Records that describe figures
___
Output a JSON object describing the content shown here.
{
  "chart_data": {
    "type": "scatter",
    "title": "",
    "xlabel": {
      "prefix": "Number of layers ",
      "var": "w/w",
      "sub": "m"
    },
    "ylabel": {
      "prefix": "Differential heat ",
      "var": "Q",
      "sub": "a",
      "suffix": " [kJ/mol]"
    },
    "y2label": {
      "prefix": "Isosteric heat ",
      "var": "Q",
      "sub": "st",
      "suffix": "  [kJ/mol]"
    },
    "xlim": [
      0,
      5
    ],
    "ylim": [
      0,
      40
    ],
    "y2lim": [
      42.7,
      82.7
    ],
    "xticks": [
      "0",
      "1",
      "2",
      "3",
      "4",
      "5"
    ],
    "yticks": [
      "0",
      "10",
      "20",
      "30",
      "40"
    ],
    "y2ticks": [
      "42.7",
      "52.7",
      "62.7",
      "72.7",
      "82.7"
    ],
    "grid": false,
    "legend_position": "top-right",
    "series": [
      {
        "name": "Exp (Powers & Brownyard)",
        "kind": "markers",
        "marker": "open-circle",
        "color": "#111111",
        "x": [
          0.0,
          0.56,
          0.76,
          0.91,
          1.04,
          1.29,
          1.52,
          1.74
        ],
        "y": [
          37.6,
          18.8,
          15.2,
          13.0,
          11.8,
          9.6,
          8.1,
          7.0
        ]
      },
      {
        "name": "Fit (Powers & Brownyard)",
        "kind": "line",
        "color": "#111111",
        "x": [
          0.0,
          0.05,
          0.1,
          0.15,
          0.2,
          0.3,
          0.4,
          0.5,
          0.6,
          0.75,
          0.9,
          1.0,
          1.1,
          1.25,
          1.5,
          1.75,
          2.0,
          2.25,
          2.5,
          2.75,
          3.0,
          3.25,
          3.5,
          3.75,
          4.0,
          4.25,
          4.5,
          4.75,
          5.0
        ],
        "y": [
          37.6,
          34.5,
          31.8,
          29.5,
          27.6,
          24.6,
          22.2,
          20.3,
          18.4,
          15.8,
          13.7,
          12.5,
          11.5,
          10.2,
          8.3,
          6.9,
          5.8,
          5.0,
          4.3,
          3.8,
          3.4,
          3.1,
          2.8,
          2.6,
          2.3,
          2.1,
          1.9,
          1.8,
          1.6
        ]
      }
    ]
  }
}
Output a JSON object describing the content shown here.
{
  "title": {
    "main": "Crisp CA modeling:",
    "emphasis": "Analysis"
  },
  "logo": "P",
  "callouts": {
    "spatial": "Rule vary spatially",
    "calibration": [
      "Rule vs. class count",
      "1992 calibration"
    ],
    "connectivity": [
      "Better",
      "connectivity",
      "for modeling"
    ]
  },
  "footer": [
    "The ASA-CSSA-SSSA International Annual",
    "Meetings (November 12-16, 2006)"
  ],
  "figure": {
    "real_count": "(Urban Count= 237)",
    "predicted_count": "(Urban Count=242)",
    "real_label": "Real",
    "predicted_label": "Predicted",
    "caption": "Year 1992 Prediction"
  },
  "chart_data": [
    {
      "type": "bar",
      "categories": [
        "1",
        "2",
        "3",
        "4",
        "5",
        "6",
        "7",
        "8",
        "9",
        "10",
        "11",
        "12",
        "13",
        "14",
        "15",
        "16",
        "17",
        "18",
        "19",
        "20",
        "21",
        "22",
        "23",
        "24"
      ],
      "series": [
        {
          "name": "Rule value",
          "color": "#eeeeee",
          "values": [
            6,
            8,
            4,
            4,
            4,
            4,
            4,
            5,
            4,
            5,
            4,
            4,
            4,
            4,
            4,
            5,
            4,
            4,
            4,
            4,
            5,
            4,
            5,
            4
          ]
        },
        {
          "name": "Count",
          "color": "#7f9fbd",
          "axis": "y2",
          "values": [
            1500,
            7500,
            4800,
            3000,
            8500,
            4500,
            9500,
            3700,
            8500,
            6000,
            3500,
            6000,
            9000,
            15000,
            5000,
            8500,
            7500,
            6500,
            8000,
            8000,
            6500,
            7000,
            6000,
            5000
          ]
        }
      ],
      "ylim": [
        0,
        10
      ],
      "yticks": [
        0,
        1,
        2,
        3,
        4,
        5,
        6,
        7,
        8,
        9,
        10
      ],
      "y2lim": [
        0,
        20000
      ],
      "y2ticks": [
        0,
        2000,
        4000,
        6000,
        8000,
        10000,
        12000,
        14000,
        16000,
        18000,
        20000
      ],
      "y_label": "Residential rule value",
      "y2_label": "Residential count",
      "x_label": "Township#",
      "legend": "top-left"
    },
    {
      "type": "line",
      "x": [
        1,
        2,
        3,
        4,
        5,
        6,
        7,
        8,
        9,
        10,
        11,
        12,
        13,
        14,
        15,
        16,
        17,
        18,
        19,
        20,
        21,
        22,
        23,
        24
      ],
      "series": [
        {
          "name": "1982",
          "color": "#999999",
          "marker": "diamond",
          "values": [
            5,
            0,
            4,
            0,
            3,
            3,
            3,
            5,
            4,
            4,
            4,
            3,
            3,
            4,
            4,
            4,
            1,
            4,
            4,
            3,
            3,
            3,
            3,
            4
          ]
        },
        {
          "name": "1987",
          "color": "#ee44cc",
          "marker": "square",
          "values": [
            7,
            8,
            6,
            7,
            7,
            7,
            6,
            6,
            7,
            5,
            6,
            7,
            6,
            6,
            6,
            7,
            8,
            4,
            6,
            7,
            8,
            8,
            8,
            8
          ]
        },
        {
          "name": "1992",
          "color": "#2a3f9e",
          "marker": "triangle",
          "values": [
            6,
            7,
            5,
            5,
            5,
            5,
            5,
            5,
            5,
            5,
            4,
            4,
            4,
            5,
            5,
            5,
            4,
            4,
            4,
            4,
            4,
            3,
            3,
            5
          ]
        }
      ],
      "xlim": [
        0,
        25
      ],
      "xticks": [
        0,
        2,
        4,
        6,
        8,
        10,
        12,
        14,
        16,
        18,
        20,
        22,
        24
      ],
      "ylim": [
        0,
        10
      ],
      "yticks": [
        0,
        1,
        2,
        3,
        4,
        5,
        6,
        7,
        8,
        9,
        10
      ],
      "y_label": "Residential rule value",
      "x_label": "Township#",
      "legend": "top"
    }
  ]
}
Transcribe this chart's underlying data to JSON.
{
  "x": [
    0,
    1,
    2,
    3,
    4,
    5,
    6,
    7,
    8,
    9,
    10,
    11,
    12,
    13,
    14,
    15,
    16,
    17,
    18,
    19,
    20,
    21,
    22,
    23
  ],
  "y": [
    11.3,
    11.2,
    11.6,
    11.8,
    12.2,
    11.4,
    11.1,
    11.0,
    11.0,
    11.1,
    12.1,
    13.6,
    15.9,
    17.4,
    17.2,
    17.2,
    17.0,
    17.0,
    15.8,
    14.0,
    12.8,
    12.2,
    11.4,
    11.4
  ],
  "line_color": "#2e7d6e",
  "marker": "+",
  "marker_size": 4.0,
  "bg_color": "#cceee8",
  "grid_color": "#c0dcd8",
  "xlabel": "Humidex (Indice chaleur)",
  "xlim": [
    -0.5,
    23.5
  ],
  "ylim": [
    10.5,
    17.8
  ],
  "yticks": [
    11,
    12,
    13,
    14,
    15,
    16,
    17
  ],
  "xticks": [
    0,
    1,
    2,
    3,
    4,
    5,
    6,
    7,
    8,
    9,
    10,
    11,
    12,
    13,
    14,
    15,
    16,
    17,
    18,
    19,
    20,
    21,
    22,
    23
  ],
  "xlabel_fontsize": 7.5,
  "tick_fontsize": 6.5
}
___
● **Instructions for the task**: Set down each entry again, unchanged.

● **Final answer**:
Output a JSON object describing the content shown here.
{
  "chart_data": {
    "type": "scatter",
    "title": "",
    "xlabel": {
      "prefix": "Number of layers ",
      "var": "w/w",
      "sub": "m"
    },
    "ylabel": {
      "prefix": "Differential heat ",
      "var": "Q",
      "sub": "a",
      "suffix": " [kJ/mol]"
    },
    "y2label": {
      "prefix": "Isosteric heat ",
      "var": "Q",
      "sub": "st",
      "suffix": "  [kJ/mol]"
    },
    "xlim": [
      0,
      5
    ],
    "ylim": [
      0,
      40
    ],
    "y2lim": [
      42.7,
      82.7
    ],
    "xticks": [
      "0",
      "1",
      "2",
      "3",
      "4",
      "5"
    ],
    "yticks": [
      "0",
      "10",
      "20",
      "30",
      "40"
    ],
    "y2ticks": [
      "42.7",
      "52.7",
      "62.7",
      "72.7",
      "82.7"
    ],
    "grid": false,
    "legend_position": "top-right",
    "series": [
      {
        "name": "Exp (Powers & Brownyard)",
        "kind": "markers",
        "marker": "open-circle",
        "color": "#111111",
        "x": [
          0.0,
          0.56,
          0.76,
          0.91,
          1.04,
          1.29,
          1.52,
          1.74
        ],
        "y": [
          37.6,
          18.8,
          15.2,
          13.0,
          11.8,
          9.6,
          8.1,
          7.0
        ]
      },
      {
        "name": "Fit (Powers & Brownyard)",
        "kind": "line",
        "color": "#111111",
        "x": [
          0.0,
          0.05,
          0.1,
          0.15,
          0.2,
          0.3,
          0.4,
          0.5,
          0.6,
          0.75,
          0.9,
          1.0,
          1.1,
          1.25,
          1.5,
          1.75,
          2.0,
          2.25,
          2.5,
          2.75,
          3.0,
          3.25,
          3.5,
          3.75,
          4.0,
          4.25,
          4.5,
          4.75,
          5.0
        ],
        "y": [
          37.6,
          34.5,
          31.8,
          29.5,
          27.6,
          24.6,
          22.2,
          20.3,
          18.4,
          15.8,
          13.7,
          12.5,
          11.5,
          10.2,
          8.3,
          6.9,
          5.8,
          5.0,
          4.3,
          3.8,
          3.4,
          3.1,
          2.8,
          2.6,
          2.3,
          2.1,
          1.9,
          1.8,
          1.6
        ]
      }
    ]
  }
}
Output a JSON object describing the content shown here.
{
  "title": {
    "main": "Crisp CA modeling:",
    "emphasis": "Analysis"
  },
  "logo": "P",
  "callouts": {
    "spatial": "Rule vary spatially",
    "calibration": [
      "Rule vs. class count",
      "1992 calibration"
    ],
    "connectivity": [
      "Better",
      "connectivity",
      "for modeling"
    ]
  },
  "footer": [
    "The ASA-CSSA-SSSA International Annual",
    "Meetings (November 12-16, 2006)"
  ],
  "figure": {
    "real_count": "(Urban Count= 237)",
    "predicted_count": "(Urban Count=242)",
    "real_label": "Real",
    "predicted_label": "Predicted",
    "caption": "Year 1992 Prediction"
  },
  "chart_data": [
    {
      "type": "bar",
      "categories": [
        "1",
        "2",
        "3",
        "4",
        "5",
        "6",
        "7",
        "8",
        "9",
        "10",
        "11",
        "12",
        "13",
        "14",
        "15",
        "16",
        "17",
        "18",
        "19",
        "20",
        "21",
        "22",
        "23",
        "24"
      ],
      "series": [
        {
          "name": "Rule value",
          "color": "#eeeeee",
          "values": [
            6,
            8,
            4,
            4,
            4,
            4,
            4,
            5,
            4,
            5,
            4,
            4,
            4,
            4,
            4,
            5,
            4,
            4,
            4,
            4,
            5,
            4,
            5,
            4
          ]
        },
        {
          "name": "Count",
          "color": "#7f9fbd",
          "axis": "y2",
          "values": [
            1500,
            7500,
            4800,
            3000,
            8500,
            4500,
            9500,
            3700,
            8500,
            6000,
            3500,
            6000,
            9000,
            15000,
            5000,
            8500,
            7500,
            6500,
            8000,
            8000,
            6500,
            7000,
            6000,
            5000
          ]
        }
      ],
      "ylim": [
        0,
        10
      ],
      "yticks": [
        0,
        1,
        2,
        3,
        4,
        5,
        6,
        7,
        8,
        9,
        10
      ],
      "y2lim": [
        0,
        20000
      ],
      "y2ticks": [
        0,
        2000,
        4000,
        6000,
        8000,
        10000,
        12000,
        14000,
        16000,
        18000,
        20000
      ],
      "y_label": "Residential rule value",
      "y2_label": "Residential count",
      "x_label": "Township#",
      "legend": "top-left"
    },
    {
      "type": "line",
      "x": [
        1,
        2,
        3,
        4,
        5,
        6,
        7,
        8,
        9,
        10,
        11,
        12,
        13,
        14,
        15,
        16,
        17,
        18,
        19,
        20,
        21,
        22,
        23,
        24
      ],
      "series": [
        {
          "name": "1982",
          "color": "#999999",
          "marker": "diamond",
          "values": [
            5,
            0,
            4,
            0,
            3,
            3,
            3,
            5,
            4,
            4,
            4,
            3,
            3,
            4,
            4,
            4,
            1,
            4,
            4,
            3,
            3,
            3,
            3,
            4
          ]
        },
        {
          "name": "1987",
          "color": "#ee44cc",
          "marker": "square",
          "values": [
            7,
            8,
            6,
            7,
            7,
            7,
            6,
            6,
            7,
            5,
            6,
            7,
            6,
            6,
            6,
            7,
            8,
            4,
            6,
            7,
            8,
            8,
            8,
            8
          ]
        },
        {
          "name": "1992",
          "color": "#2a3f9e",
          "marker": "triangle",
          "values": [
            6,
            7,
            5,
            5,
            5,
            5,
            5,
            5,
            5,
            5,
            4,
            4,
            4,
            5,
            5,
            5,
            4,
            4,
            4,
            4,
            4,
            3,
            3,
            5
          ]
        }
      ],
      "xlim": [
        0,
        25
      ],
      "xticks": [
        0,
        2,
        4,
        6,
        8,
        10,
        12,
        14,
        16,
        18,
        20,
        22,
        24
      ],
      "ylim": [
        0,
        10
      ],
      "yticks": [
        0,
        1,
        2,
        3,
        4,
        5,
        6,
        7,
        8,
        9,
        10
      ],
      "y_label": "Residential rule value",
      "x_label": "Township#",
      "legend": "top"
    }
  ]
}
Transcribe this chart's underlying data to JSON.
{
  "x": [
    0,
    1,
    2,
    3,
    4,
    5,
    6,
    7,
    8,
    9,
    10,
    11,
    12,
    13,
    14,
    15,
    16,
    17,
    18,
    19,
    20,
    21,
    22,
    23
  ],
  "y": [
    11.3,
    11.2,
    11.6,
    11.8,
    12.2,
    11.4,
    11.1,
    11.0,
    11.0,
    11.1,
    12.1,
    13.6,
    15.9,
    17.4,
    17.2,
    17.2,
    17.0,
    17.0,
    15.8,
    14.0,
    12.8,
    12.2,
    11.4,
    11.4
  ],
  "line_color": "#2e7d6e",
  "marker": "+",
  "marker_size": 4.0,
  "bg_color": "#cceee8",
  "grid_color": "#c0dcd8",
  "xlabel": "Humidex (Indice chaleur)",
  "xlim": [
    -0.5,
    23.5
  ],
  "ylim": [
    10.5,
    17.8
  ],
  "yticks": [
    11,
    12,
    13,
    14,
    15,
    16,
    17
  ],
  "xticks": [
    0,
    1,
    2,
    3,
    4,
    5,
    6,
    7,
    8,
    9,
    10,
    11,
    12,
    13,
    14,
    15,
    16,
    17,
    18,
    19,
    20,
    21,
    22,
    23
  ],
  "xlabel_fontsize": 7.5,
  "tick_fontsize": 6.5
}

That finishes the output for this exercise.